**CHALLENGE**
Print every entry, word for word, and skip the images.

**PROVIDED MATERIAL**
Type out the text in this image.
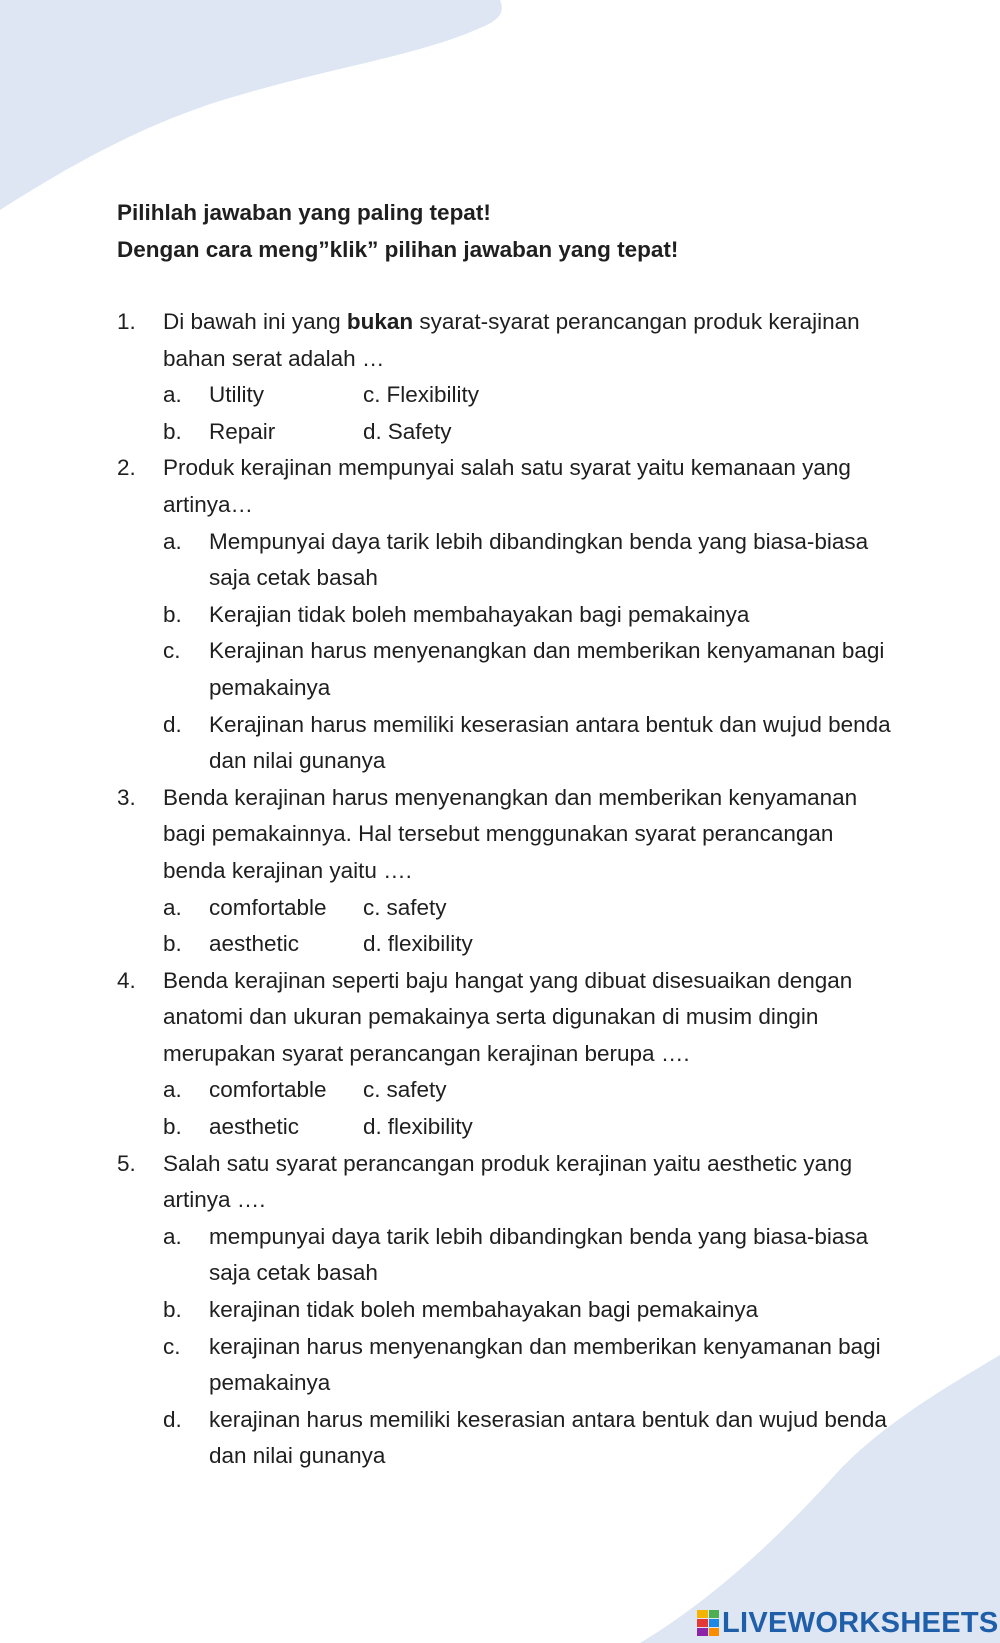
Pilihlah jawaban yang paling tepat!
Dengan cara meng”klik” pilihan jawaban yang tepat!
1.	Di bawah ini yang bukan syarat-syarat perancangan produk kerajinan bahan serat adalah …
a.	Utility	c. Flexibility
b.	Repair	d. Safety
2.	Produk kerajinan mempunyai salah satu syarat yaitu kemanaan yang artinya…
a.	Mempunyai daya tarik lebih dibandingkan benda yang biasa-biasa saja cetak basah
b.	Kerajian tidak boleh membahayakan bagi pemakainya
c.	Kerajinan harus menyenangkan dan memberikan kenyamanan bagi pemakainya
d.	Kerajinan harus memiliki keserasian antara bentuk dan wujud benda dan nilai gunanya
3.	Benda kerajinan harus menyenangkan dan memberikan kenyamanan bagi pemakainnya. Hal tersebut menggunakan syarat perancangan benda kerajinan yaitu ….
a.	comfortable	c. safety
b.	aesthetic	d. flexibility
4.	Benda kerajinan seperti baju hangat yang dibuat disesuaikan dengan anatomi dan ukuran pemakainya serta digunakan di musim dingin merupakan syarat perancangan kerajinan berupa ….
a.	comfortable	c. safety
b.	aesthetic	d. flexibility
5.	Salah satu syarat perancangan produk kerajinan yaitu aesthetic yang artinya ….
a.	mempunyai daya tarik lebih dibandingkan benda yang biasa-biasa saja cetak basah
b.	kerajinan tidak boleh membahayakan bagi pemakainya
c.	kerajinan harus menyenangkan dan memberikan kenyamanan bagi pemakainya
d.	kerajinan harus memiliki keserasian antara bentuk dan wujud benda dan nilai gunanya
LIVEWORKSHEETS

**RESULT FOR THIS EXERCISE**
Type out the text in this image.
Pilihlah jawaban yang paling tepat!
Dengan cara meng”klik” pilihan jawaban yang tepat!
1.	Di bawah ini yang bukan syarat-syarat perancangan produk kerajinan bahan serat adalah …
a.	Utility	c. Flexibility
b.	Repair	d. Safety
2.	Produk kerajinan mempunyai salah satu syarat yaitu kemanaan yang artinya…
a.	Mempunyai daya tarik lebih dibandingkan benda yang biasa-biasa saja cetak basah
b.	Kerajian tidak boleh membahayakan bagi pemakainya
c.	Kerajinan harus menyenangkan dan memberikan kenyamanan bagi pemakainya
d.	Kerajinan harus memiliki keserasian antara bentuk dan wujud benda dan nilai gunanya
3.	Benda kerajinan harus menyenangkan dan memberikan kenyamanan bagi pemakainnya. Hal tersebut menggunakan syarat perancangan benda kerajinan yaitu ….
a.	comfortable	c. safety
b.	aesthetic	d. flexibility
4.	Benda kerajinan seperti baju hangat yang dibuat disesuaikan dengan anatomi dan ukuran pemakainya serta digunakan di musim dingin merupakan syarat perancangan kerajinan berupa ….
a.	comfortable	c. safety
b.	aesthetic	d. flexibility
5.	Salah satu syarat perancangan produk kerajinan yaitu aesthetic yang artinya ….
a.	mempunyai daya tarik lebih dibandingkan benda yang biasa-biasa saja cetak basah
b.	kerajinan tidak boleh membahayakan bagi pemakainya
c.	kerajinan harus menyenangkan dan memberikan kenyamanan bagi pemakainya
d.	kerajinan harus memiliki keserasian antara bentuk dan wujud benda dan nilai gunanya
LIVEWORKSHEETS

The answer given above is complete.